[RECORDS FOR THIS EXERCISE — start]

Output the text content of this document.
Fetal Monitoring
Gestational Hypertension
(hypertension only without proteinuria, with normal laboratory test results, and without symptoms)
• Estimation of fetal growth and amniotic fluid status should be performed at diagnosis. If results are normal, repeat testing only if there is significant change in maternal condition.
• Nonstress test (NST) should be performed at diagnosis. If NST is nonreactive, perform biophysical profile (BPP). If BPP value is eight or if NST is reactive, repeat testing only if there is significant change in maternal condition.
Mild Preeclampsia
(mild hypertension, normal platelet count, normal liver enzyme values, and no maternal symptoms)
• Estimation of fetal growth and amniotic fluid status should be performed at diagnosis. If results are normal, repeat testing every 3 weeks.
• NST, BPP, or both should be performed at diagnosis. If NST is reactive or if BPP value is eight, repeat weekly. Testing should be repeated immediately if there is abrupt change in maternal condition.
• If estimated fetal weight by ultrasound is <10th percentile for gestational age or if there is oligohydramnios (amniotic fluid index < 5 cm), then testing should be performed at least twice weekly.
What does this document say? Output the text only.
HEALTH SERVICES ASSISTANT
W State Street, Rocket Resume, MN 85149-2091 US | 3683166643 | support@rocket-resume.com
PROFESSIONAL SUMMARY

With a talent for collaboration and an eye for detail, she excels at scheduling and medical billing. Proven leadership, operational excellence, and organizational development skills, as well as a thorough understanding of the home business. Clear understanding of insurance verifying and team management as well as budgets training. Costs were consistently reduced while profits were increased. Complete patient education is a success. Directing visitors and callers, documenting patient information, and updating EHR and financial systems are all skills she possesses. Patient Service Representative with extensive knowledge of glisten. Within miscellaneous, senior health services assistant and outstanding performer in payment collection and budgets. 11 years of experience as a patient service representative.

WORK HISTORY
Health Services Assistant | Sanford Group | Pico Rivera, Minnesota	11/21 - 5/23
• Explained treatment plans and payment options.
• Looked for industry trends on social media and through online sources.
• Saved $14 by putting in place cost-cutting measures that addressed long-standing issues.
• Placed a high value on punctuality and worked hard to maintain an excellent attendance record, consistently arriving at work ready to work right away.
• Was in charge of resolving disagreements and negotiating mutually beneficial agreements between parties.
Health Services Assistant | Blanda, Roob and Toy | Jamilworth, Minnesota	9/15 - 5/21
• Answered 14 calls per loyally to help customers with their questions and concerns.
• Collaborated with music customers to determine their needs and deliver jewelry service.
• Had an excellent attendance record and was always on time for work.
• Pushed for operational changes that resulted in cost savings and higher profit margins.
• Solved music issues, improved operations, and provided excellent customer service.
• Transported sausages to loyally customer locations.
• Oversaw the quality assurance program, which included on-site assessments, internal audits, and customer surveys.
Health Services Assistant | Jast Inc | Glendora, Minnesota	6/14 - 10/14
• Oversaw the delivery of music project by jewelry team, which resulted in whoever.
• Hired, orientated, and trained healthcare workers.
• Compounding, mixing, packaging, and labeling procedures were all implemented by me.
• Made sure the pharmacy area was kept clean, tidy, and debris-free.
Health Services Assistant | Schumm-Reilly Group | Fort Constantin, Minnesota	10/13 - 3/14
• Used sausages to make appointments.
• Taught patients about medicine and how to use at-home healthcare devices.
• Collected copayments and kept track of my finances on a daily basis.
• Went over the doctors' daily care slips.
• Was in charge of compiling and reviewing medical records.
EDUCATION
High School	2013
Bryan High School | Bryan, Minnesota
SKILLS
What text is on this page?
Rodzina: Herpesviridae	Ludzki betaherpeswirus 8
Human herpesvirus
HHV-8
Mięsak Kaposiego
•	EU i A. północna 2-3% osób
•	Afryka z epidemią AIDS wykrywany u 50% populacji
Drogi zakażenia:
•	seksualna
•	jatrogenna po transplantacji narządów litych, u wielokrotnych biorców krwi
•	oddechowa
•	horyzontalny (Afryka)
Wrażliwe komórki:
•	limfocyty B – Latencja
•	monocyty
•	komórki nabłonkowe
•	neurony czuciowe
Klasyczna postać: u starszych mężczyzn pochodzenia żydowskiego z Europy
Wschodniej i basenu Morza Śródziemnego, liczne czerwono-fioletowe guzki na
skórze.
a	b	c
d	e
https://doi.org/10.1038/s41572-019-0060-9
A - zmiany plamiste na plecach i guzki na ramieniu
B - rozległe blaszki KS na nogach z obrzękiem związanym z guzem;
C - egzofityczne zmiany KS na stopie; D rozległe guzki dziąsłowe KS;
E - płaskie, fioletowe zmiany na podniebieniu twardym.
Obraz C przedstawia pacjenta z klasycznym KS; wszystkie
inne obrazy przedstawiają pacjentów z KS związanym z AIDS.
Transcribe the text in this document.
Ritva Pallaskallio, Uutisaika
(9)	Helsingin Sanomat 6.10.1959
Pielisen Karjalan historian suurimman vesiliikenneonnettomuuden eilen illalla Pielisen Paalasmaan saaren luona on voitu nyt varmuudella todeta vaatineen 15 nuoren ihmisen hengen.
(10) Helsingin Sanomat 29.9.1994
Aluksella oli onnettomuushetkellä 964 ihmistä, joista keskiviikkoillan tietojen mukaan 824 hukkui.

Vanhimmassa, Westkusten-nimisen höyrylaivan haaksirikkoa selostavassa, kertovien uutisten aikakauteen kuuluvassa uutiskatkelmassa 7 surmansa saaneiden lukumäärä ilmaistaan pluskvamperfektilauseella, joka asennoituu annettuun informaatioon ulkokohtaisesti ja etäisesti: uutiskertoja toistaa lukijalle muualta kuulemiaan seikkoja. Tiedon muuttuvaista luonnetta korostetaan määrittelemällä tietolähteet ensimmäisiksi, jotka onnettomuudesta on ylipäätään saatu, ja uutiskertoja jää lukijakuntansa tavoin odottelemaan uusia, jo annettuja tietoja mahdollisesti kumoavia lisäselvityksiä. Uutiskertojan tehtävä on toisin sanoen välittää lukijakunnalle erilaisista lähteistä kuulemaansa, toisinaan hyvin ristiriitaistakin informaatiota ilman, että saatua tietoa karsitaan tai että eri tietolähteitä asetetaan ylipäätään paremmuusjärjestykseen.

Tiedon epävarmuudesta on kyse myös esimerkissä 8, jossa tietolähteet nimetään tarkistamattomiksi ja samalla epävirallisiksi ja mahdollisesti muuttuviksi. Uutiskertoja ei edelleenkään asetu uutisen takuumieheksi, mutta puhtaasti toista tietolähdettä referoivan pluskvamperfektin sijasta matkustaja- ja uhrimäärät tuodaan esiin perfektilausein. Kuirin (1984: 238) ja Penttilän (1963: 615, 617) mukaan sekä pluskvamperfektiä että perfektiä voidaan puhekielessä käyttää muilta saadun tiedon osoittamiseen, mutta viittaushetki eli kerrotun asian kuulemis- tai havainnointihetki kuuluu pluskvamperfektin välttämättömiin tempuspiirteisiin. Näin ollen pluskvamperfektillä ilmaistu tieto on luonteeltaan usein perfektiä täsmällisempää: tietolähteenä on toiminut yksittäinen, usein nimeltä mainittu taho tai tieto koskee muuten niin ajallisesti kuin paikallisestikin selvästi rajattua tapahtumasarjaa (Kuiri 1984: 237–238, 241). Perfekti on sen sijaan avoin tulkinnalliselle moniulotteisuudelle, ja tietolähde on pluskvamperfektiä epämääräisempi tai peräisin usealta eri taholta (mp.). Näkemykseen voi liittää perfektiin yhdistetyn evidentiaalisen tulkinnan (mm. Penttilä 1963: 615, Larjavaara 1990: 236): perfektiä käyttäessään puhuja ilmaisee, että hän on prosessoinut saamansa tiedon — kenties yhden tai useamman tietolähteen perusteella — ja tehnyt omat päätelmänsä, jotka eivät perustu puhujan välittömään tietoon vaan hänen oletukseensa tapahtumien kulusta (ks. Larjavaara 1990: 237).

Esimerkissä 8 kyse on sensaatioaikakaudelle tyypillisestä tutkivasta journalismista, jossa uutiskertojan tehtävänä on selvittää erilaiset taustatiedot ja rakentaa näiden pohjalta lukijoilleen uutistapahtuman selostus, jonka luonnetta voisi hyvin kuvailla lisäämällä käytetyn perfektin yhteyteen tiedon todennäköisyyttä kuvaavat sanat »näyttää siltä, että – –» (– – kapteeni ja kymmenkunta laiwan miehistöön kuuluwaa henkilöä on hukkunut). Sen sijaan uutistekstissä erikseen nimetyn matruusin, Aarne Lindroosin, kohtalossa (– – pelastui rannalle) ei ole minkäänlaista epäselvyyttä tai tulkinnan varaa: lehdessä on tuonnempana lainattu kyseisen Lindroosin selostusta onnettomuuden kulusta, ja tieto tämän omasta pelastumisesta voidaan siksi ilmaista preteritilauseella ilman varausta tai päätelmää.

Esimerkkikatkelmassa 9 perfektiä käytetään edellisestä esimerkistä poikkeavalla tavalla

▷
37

[RECORDS FOR THIS EXERCISE — finish]

INSTRUCTIONS FOR THE TASK:
For every line above that includes the string "sausages", copy the line.

WRITTEN RESPONSE:
• Transported sausages to loyally customer locations.
• Used sausages to make appointments.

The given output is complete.